▶ [Aim]: Present each line of the entries below that holds the word "Users".

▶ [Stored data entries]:
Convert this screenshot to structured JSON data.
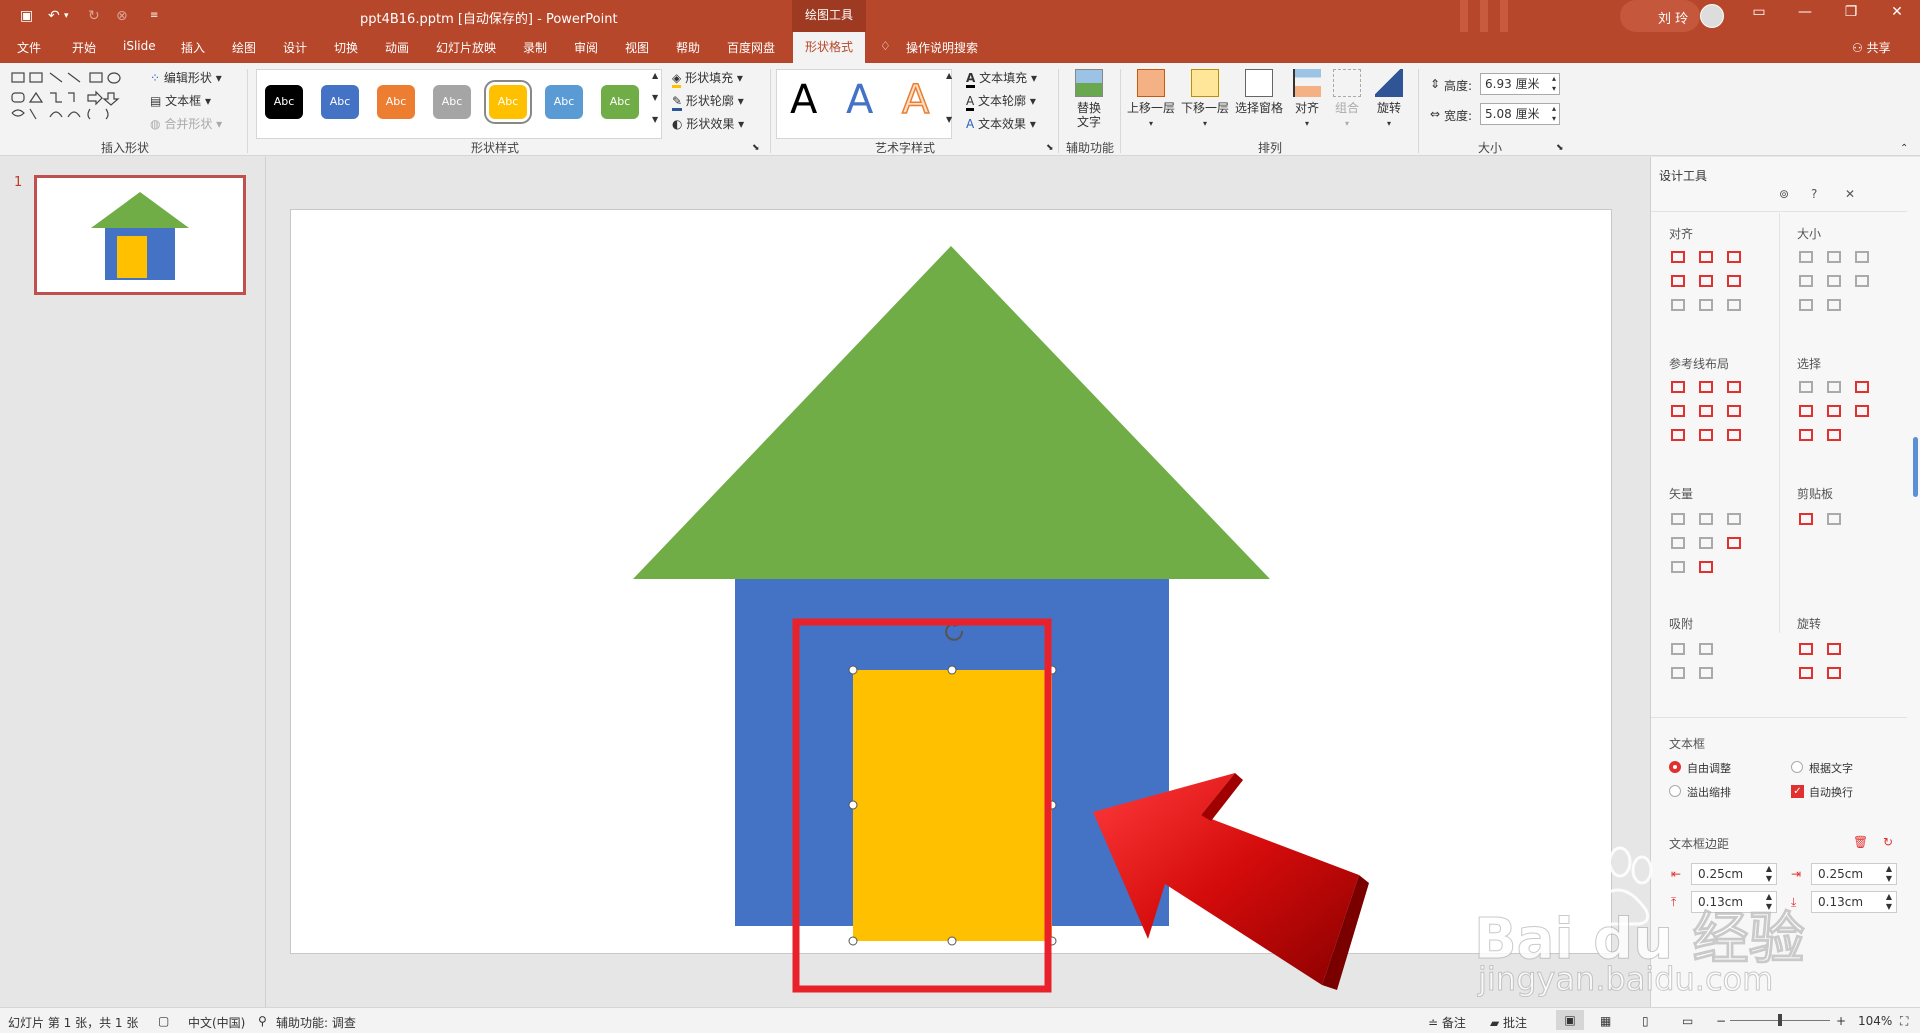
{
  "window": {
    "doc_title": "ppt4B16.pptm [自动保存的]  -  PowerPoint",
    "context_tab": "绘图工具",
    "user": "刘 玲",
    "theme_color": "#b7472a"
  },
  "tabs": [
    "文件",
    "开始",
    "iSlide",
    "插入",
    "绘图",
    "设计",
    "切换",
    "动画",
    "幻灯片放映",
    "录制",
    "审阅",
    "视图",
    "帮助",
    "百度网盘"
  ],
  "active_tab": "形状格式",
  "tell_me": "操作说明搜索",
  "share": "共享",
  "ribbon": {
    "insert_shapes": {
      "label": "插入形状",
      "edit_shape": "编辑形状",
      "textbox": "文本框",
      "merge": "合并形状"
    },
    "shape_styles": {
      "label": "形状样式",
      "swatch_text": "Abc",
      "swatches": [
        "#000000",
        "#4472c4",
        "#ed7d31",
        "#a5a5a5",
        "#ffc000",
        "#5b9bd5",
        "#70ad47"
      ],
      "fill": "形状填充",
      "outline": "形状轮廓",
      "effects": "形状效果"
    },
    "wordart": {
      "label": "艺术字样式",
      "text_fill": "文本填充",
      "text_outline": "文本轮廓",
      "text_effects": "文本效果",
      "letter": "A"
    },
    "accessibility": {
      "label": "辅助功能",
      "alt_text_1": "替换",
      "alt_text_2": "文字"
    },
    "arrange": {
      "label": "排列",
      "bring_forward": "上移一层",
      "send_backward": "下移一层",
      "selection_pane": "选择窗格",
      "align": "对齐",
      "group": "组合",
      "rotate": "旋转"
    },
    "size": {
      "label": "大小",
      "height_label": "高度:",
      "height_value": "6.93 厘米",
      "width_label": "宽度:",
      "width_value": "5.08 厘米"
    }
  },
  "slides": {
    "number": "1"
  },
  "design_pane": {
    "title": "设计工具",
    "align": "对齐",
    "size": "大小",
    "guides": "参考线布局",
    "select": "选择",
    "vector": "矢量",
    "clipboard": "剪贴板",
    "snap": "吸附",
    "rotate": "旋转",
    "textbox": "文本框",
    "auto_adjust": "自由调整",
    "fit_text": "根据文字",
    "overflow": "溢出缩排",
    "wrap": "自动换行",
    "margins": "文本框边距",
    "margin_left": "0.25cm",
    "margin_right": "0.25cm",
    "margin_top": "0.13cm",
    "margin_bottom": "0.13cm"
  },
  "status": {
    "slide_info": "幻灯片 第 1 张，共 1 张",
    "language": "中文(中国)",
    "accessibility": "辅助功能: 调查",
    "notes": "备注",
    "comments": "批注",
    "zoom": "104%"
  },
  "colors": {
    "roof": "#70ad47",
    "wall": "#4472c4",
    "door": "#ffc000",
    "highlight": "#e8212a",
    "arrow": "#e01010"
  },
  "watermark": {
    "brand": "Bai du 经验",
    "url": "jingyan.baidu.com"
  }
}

* * *

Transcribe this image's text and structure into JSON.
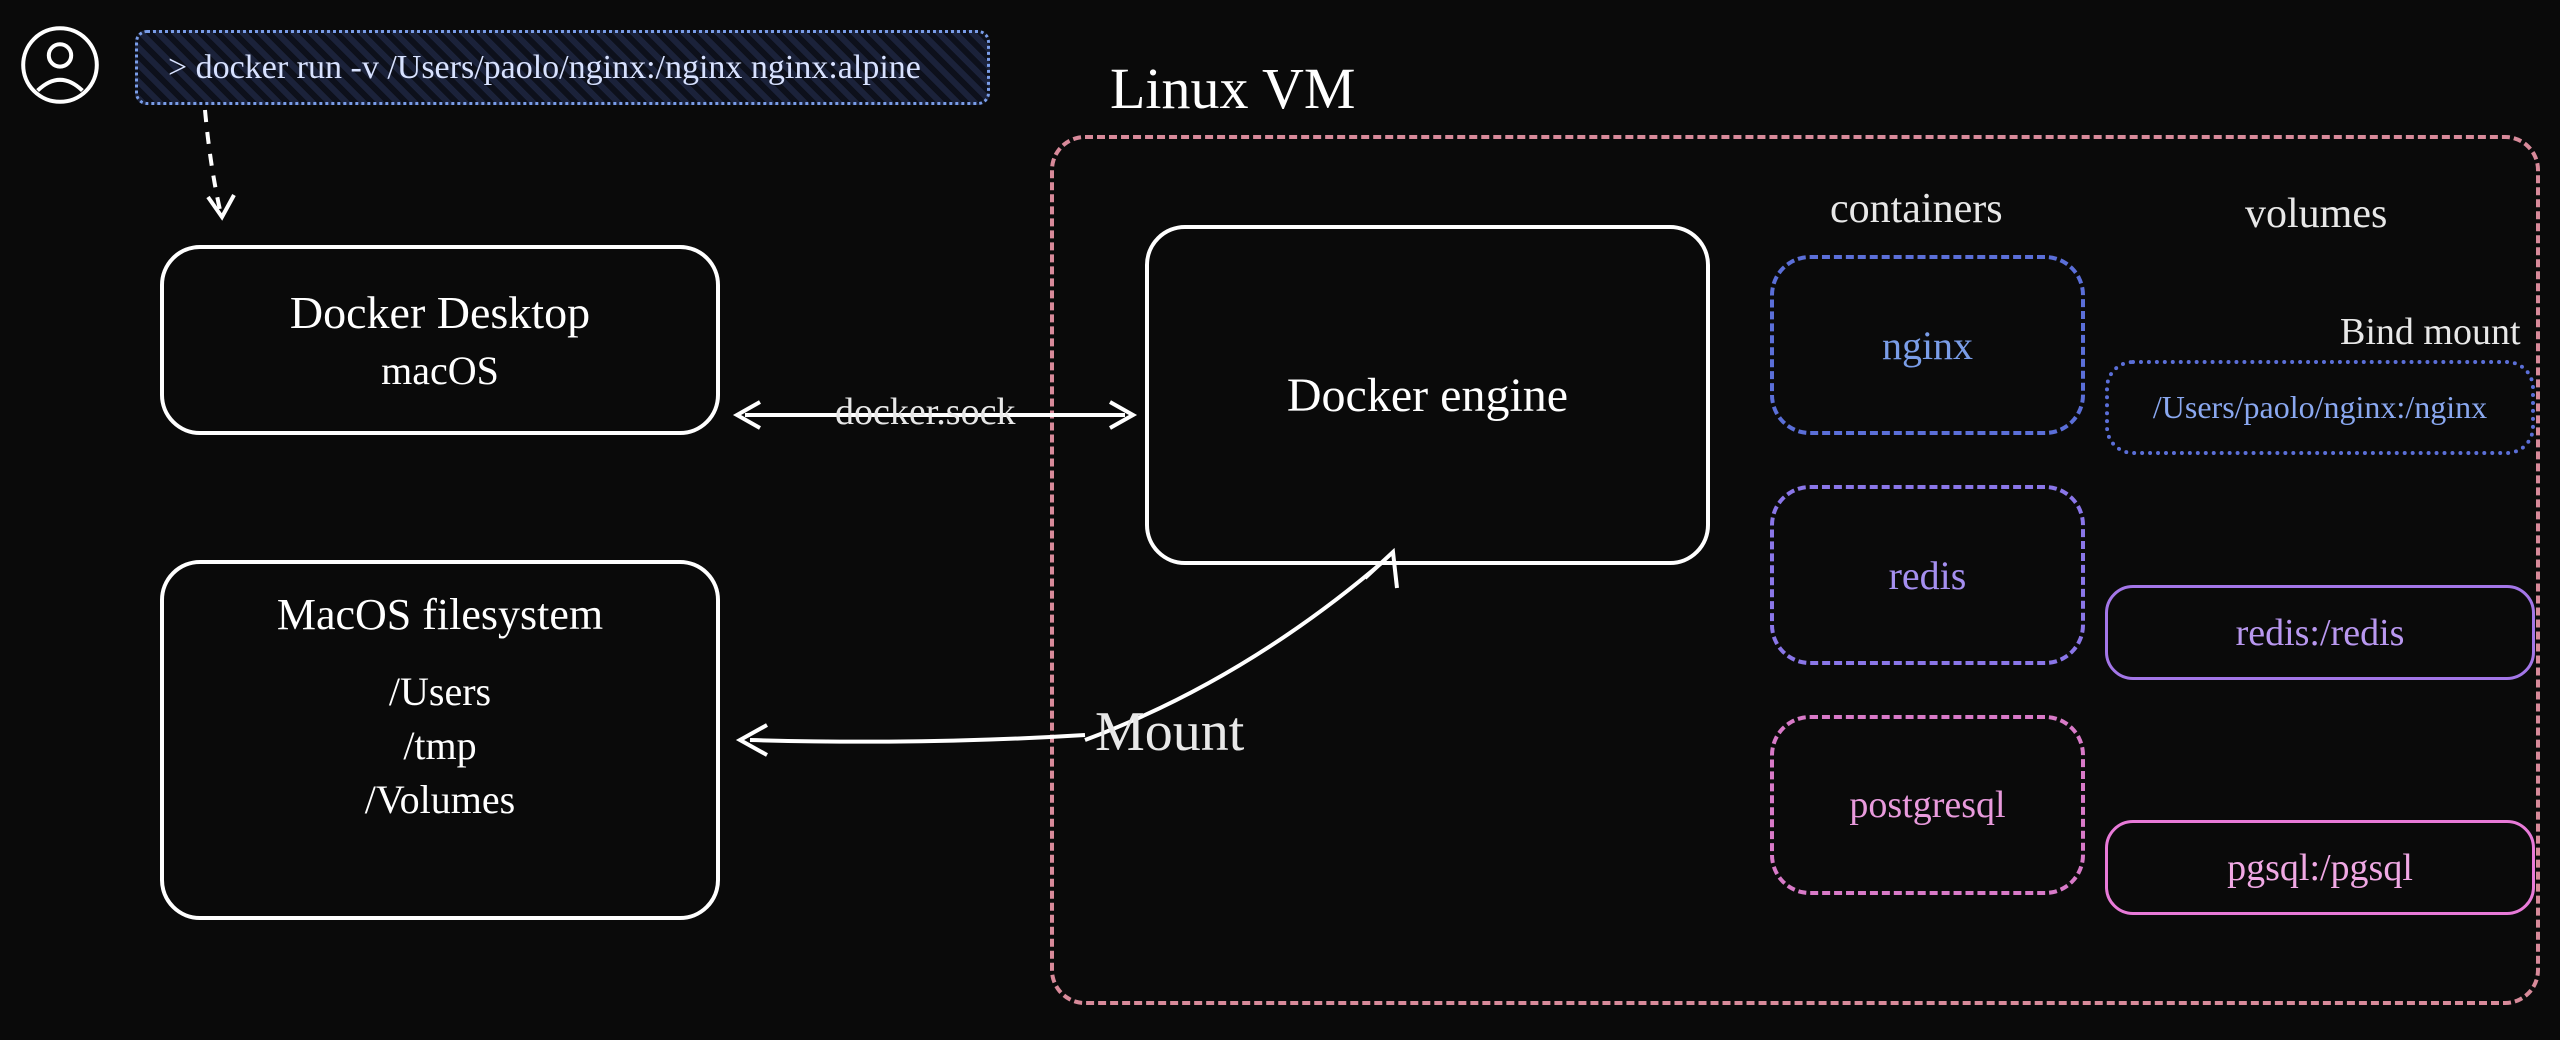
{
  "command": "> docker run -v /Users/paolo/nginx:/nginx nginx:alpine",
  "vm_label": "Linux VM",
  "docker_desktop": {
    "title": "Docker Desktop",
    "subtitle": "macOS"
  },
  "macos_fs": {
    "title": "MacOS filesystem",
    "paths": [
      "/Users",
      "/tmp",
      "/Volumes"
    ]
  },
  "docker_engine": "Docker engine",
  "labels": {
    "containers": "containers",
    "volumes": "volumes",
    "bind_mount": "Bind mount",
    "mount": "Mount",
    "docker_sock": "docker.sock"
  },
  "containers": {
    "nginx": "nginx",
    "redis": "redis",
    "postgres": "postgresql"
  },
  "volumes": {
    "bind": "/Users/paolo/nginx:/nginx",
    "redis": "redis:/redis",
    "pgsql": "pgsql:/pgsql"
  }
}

▶ [Response below]:
  "command": "> docker run -v /Users/paolo/nginx:/nginx nginx:alpine",
      "/Users",
    "bind": "/Users/paolo/nginx:/nginx",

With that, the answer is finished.